_Task to complete_: Every line that holds "草稿纸和答题卡上的非答题区域均无效" should be shown.
━━ Exercise materials
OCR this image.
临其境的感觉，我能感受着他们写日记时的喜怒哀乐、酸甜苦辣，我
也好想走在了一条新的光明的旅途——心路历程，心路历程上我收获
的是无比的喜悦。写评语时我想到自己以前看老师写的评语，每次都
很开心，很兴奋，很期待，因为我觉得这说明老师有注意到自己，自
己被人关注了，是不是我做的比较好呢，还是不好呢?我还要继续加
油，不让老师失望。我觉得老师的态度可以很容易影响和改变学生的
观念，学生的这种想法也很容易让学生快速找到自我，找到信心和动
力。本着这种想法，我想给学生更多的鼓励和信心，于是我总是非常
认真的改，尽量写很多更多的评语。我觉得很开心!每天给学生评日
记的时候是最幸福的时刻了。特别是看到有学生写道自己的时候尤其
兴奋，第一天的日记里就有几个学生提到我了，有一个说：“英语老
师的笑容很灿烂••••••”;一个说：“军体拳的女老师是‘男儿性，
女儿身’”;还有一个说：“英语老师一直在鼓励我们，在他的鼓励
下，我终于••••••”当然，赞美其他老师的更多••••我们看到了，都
━━━━
━━ Exercise materials
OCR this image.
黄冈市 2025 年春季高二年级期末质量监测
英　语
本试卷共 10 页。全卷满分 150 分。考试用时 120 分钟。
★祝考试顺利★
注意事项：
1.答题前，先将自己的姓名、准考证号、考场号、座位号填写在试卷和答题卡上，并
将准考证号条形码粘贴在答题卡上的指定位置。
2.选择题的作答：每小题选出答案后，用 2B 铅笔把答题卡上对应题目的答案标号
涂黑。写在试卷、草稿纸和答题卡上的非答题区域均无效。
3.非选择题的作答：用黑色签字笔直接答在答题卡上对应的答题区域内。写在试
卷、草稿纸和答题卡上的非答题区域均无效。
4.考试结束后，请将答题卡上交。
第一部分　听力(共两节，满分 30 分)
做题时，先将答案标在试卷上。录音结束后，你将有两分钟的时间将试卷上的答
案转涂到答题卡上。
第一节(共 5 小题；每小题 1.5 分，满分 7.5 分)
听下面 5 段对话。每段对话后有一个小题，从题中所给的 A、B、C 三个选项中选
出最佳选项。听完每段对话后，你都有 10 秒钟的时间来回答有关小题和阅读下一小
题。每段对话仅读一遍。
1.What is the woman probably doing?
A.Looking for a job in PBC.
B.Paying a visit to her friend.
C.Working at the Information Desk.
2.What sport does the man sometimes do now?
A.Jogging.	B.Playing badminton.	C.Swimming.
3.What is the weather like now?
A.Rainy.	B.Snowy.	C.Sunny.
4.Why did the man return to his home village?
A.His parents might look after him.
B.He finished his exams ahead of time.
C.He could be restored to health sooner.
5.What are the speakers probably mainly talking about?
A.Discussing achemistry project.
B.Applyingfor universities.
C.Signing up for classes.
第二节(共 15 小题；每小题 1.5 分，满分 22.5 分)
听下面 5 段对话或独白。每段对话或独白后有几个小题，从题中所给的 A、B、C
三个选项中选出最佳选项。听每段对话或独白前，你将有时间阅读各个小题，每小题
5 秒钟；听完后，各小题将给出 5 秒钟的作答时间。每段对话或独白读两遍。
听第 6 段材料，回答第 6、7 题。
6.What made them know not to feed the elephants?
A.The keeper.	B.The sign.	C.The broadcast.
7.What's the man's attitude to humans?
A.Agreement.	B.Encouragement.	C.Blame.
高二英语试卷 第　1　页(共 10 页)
━━━━
━━ Exercise materials
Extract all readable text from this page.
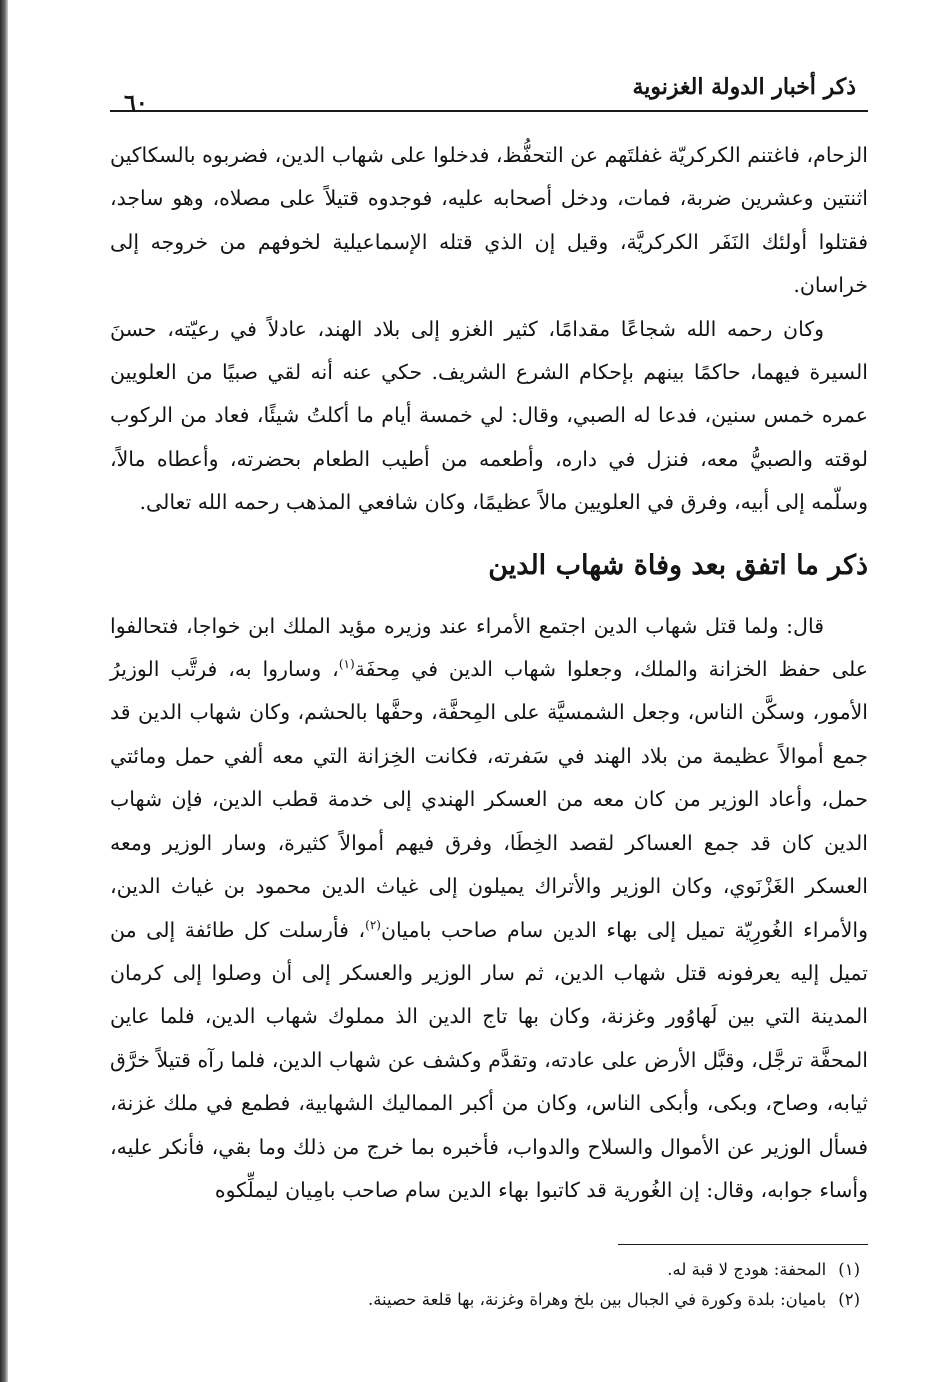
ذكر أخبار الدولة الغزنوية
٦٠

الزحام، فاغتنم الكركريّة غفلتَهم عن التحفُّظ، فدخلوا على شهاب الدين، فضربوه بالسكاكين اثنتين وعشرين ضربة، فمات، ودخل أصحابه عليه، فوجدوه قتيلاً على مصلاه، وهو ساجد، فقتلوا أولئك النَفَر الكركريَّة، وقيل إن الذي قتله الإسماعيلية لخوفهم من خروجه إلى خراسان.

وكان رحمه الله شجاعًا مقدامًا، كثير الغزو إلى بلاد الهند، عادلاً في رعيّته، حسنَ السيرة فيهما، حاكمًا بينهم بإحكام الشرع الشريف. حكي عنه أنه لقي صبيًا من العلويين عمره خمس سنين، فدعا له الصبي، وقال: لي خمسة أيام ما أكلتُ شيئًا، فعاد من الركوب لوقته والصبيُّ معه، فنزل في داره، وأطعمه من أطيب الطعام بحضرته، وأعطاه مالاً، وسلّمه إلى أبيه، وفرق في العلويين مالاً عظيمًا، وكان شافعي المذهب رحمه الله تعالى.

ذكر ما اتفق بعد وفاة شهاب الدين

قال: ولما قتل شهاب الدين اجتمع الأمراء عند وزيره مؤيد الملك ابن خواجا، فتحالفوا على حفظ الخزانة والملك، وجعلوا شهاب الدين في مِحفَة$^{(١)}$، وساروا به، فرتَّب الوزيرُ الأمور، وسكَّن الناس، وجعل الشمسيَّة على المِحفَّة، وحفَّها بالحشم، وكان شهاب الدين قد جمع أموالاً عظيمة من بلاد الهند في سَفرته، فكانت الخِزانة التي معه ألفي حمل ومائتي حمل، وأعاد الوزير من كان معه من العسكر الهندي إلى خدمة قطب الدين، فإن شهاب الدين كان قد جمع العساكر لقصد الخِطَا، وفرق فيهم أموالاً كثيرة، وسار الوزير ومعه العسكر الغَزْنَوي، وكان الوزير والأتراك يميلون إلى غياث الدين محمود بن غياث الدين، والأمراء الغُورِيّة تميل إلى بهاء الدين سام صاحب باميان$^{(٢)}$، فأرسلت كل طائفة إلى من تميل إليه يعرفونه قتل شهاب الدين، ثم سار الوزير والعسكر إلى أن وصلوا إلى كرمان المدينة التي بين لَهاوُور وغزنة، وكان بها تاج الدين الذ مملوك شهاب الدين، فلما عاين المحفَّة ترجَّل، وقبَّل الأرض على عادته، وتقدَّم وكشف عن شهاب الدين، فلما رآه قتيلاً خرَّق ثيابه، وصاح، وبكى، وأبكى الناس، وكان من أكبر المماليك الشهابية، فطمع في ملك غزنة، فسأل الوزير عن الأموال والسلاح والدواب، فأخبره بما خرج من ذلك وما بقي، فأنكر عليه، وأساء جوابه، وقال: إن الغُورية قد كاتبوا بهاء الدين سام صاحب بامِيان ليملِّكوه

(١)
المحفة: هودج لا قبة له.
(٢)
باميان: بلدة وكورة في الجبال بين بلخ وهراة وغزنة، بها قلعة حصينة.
━━━━
_Result for this task_:
涂黑。写在试卷、草稿纸和答题卡上的非答题区域均无效。
卷、草稿纸和答题卡上的非答题区域均无效。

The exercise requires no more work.